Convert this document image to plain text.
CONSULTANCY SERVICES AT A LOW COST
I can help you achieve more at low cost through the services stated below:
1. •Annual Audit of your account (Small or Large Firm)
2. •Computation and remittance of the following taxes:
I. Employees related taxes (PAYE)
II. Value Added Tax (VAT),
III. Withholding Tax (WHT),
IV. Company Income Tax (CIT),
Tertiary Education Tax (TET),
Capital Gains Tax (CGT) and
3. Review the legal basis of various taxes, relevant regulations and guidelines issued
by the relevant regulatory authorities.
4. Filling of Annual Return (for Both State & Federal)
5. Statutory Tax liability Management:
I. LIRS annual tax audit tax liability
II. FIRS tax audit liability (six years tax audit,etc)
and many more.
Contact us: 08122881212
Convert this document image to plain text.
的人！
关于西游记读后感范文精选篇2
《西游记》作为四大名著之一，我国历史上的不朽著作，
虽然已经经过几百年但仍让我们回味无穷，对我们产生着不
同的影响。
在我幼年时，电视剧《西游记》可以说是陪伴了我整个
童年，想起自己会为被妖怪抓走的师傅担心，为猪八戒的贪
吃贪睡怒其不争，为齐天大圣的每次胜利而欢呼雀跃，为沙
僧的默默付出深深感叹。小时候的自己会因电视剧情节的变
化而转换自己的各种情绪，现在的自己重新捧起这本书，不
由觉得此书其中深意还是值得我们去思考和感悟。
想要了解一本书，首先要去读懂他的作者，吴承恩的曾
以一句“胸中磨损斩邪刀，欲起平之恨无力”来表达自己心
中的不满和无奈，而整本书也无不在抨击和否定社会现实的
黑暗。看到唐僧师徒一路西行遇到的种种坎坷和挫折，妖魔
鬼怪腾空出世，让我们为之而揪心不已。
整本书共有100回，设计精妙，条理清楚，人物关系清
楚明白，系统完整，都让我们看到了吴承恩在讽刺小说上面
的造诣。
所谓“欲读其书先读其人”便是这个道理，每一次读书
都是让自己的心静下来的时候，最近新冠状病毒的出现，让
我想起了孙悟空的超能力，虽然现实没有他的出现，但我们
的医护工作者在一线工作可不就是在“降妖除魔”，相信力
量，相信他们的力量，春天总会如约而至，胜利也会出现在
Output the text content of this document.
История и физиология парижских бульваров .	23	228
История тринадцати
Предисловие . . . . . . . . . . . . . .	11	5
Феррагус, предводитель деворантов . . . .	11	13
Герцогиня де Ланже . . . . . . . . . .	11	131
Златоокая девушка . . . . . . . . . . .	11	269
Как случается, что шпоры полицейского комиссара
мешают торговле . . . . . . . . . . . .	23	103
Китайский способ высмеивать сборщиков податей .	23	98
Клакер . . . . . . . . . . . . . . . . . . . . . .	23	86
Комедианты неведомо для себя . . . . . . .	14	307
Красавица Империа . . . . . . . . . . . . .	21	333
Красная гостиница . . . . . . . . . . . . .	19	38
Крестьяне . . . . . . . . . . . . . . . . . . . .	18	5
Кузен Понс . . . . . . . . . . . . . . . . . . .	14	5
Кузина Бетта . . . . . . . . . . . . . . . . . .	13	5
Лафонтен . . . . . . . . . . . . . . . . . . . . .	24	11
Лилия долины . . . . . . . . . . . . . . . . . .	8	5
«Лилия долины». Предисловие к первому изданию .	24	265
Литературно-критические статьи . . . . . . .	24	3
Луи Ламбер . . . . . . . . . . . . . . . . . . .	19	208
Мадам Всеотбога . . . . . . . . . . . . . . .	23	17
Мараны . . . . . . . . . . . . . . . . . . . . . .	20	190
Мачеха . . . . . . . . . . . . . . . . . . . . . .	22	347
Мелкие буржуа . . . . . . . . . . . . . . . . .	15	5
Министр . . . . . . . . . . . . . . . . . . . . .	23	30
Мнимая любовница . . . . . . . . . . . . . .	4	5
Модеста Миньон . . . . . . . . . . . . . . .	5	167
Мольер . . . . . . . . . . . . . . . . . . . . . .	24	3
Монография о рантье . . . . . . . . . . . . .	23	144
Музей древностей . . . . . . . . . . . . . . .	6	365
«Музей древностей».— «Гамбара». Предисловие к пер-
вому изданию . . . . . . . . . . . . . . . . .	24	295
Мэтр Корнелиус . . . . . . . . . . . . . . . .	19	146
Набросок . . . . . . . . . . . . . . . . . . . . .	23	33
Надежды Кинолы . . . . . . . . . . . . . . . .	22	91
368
____
WHAT NEEDS TO BE DONE. Copy the entries above exactly, leaving none out.

SOLUTION.
Convert this document image to plain text.
CONSULTANCY SERVICES AT A LOW COST
I can help you achieve more at low cost through the services stated below:
1. •Annual Audit of your account (Small or Large Firm)
2. •Computation and remittance of the following taxes:
I. Employees related taxes (PAYE)
II. Value Added Tax (VAT),
III. Withholding Tax (WHT),
IV. Company Income Tax (CIT),
Tertiary Education Tax (TET),
Capital Gains Tax (CGT) and
3. Review the legal basis of various taxes, relevant regulations and guidelines issued
by the relevant regulatory authorities.
4. Filling of Annual Return (for Both State & Federal)
5. Statutory Tax liability Management:
I. LIRS annual tax audit tax liability
II. FIRS tax audit liability (six years tax audit,etc)
and many more.
Contact us: 08122881212
Convert this document image to plain text.
的人！
关于西游记读后感范文精选篇2
《西游记》作为四大名著之一，我国历史上的不朽著作，
虽然已经经过几百年但仍让我们回味无穷，对我们产生着不
同的影响。
在我幼年时，电视剧《西游记》可以说是陪伴了我整个
童年，想起自己会为被妖怪抓走的师傅担心，为猪八戒的贪
吃贪睡怒其不争，为齐天大圣的每次胜利而欢呼雀跃，为沙
僧的默默付出深深感叹。小时候的自己会因电视剧情节的变
化而转换自己的各种情绪，现在的自己重新捧起这本书，不
由觉得此书其中深意还是值得我们去思考和感悟。
想要了解一本书，首先要去读懂他的作者，吴承恩的曾
以一句“胸中磨损斩邪刀，欲起平之恨无力”来表达自己心
中的不满和无奈，而整本书也无不在抨击和否定社会现实的
黑暗。看到唐僧师徒一路西行遇到的种种坎坷和挫折，妖魔
鬼怪腾空出世，让我们为之而揪心不已。
整本书共有100回，设计精妙，条理清楚，人物关系清
楚明白，系统完整，都让我们看到了吴承恩在讽刺小说上面
的造诣。
所谓“欲读其书先读其人”便是这个道理，每一次读书
都是让自己的心静下来的时候，最近新冠状病毒的出现，让
我想起了孙悟空的超能力，虽然现实没有他的出现，但我们
的医护工作者在一线工作可不就是在“降妖除魔”，相信力
量，相信他们的力量，春天总会如约而至，胜利也会出现在
Output the text content of this document.
История и физиология парижских бульваров .	23	228
История тринадцати
Предисловие . . . . . . . . . . . . . .	11	5
Феррагус, предводитель деворантов . . . .	11	13
Герцогиня де Ланже . . . . . . . . . .	11	131
Златоокая девушка . . . . . . . . . . .	11	269
Как случается, что шпоры полицейского комиссара
мешают торговле . . . . . . . . . . . .	23	103
Китайский способ высмеивать сборщиков податей .	23	98
Клакер . . . . . . . . . . . . . . . . . . . . . .	23	86
Комедианты неведомо для себя . . . . . . .	14	307
Красавица Империа . . . . . . . . . . . . .	21	333
Красная гостиница . . . . . . . . . . . . .	19	38
Крестьяне . . . . . . . . . . . . . . . . . . . .	18	5
Кузен Понс . . . . . . . . . . . . . . . . . . .	14	5
Кузина Бетта . . . . . . . . . . . . . . . . . .	13	5
Лафонтен . . . . . . . . . . . . . . . . . . . . .	24	11
Лилия долины . . . . . . . . . . . . . . . . . .	8	5
«Лилия долины». Предисловие к первому изданию .	24	265
Литературно-критические статьи . . . . . . .	24	3
Луи Ламбер . . . . . . . . . . . . . . . . . . .	19	208
Мадам Всеотбога . . . . . . . . . . . . . . .	23	17
Мараны . . . . . . . . . . . . . . . . . . . . . .	20	190
Мачеха . . . . . . . . . . . . . . . . . . . . . .	22	347
Мелкие буржуа . . . . . . . . . . . . . . . . .	15	5
Министр . . . . . . . . . . . . . . . . . . . . .	23	30
Мнимая любовница . . . . . . . . . . . . . .	4	5
Модеста Миньон . . . . . . . . . . . . . . .	5	167
Мольер . . . . . . . . . . . . . . . . . . . . . .	24	3
Монография о рантье . . . . . . . . . . . . .	23	144
Музей древностей . . . . . . . . . . . . . . .	6	365
«Музей древностей».— «Гамбара». Предисловие к пер-
вому изданию . . . . . . . . . . . . . . . . .	24	295
Мэтр Корнелиус . . . . . . . . . . . . . . . .	19	146
Набросок . . . . . . . . . . . . . . . . . . . . .	23	33
Надежды Кинолы . . . . . . . . . . . . . . . .	22	91
368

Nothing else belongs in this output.